** start Supplied data **

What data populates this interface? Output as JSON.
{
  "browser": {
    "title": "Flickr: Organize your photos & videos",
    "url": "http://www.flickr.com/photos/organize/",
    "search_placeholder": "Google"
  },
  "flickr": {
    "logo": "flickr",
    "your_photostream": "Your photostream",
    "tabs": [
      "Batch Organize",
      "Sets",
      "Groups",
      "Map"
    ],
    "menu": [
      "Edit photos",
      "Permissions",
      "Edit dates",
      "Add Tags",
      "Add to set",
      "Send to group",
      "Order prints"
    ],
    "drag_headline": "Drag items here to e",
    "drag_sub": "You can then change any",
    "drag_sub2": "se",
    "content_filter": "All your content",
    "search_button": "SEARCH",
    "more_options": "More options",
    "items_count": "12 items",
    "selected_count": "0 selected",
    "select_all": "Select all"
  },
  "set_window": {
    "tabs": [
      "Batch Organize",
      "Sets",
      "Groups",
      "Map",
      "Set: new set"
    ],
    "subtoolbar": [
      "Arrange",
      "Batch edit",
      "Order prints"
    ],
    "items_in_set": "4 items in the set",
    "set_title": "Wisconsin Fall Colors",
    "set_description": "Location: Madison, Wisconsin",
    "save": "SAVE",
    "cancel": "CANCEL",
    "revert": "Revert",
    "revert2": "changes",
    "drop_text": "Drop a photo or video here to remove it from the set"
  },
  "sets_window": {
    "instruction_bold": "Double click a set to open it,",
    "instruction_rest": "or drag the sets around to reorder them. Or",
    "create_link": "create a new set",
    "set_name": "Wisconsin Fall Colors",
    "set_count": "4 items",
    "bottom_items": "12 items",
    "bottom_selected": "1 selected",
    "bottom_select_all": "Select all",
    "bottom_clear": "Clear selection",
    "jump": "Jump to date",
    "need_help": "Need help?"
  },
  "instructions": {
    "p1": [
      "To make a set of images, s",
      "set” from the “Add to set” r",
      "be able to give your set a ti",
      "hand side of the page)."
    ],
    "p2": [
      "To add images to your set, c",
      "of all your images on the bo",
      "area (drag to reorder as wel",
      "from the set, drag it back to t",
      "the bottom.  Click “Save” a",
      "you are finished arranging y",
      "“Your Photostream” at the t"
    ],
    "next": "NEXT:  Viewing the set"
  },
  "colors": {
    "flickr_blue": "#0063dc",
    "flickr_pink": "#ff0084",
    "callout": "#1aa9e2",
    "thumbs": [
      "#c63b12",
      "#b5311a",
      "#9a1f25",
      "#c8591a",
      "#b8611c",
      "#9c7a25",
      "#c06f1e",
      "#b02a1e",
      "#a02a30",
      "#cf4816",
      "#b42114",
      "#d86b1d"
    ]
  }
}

** end Supplied data **

Quote every line of the data, word for word.

• [Task result]:
What data populates this interface? Output as JSON.
{
  "browser": {
    "title": "Flickr: Organize your photos & videos",
    "url": "http://www.flickr.com/photos/organize/",
    "search_placeholder": "Google"
  },
  "flickr": {
    "logo": "flickr",
    "your_photostream": "Your photostream",
    "tabs": [
      "Batch Organize",
      "Sets",
      "Groups",
      "Map"
    ],
    "menu": [
      "Edit photos",
      "Permissions",
      "Edit dates",
      "Add Tags",
      "Add to set",
      "Send to group",
      "Order prints"
    ],
    "drag_headline": "Drag items here to e",
    "drag_sub": "You can then change any",
    "drag_sub2": "se",
    "content_filter": "All your content",
    "search_button": "SEARCH",
    "more_options": "More options",
    "items_count": "12 items",
    "selected_count": "0 selected",
    "select_all": "Select all"
  },
  "set_window": {
    "tabs": [
      "Batch Organize",
      "Sets",
      "Groups",
      "Map",
      "Set: new set"
    ],
    "subtoolbar": [
      "Arrange",
      "Batch edit",
      "Order prints"
    ],
    "items_in_set": "4 items in the set",
    "set_title": "Wisconsin Fall Colors",
    "set_description": "Location: Madison, Wisconsin",
    "save": "SAVE",
    "cancel": "CANCEL",
    "revert": "Revert",
    "revert2": "changes",
    "drop_text": "Drop a photo or video here to remove it from the set"
  },
  "sets_window": {
    "instruction_bold": "Double click a set to open it,",
    "instruction_rest": "or drag the sets around to reorder them. Or",
    "create_link": "create a new set",
    "set_name": "Wisconsin Fall Colors",
    "set_count": "4 items",
    "bottom_items": "12 items",
    "bottom_selected": "1 selected",
    "bottom_select_all": "Select all",
    "bottom_clear": "Clear selection",
    "jump": "Jump to date",
    "need_help": "Need help?"
  },
  "instructions": {
    "p1": [
      "To make a set of images, s",
      "set” from the “Add to set” r",
      "be able to give your set a ti",
      "hand side of the page)."
    ],
    "p2": [
      "To add images to your set, c",
      "of all your images on the bo",
      "area (drag to reorder as wel",
      "from the set, drag it back to t",
      "the bottom.  Click “Save” a",
      "you are finished arranging y",
      "“Your Photostream” at the t"
    ],
    "next": "NEXT:  Viewing the set"
  },
  "colors": {
    "flickr_blue": "#0063dc",
    "flickr_pink": "#ff0084",
    "callout": "#1aa9e2",
    "thumbs": [
      "#c63b12",
      "#b5311a",
      "#9a1f25",
      "#c8591a",
      "#b8611c",
      "#9c7a25",
      "#c06f1e",
      "#b02a1e",
      "#a02a30",
      "#cf4816",
      "#b42114",
      "#d86b1d"
    ]
  }
}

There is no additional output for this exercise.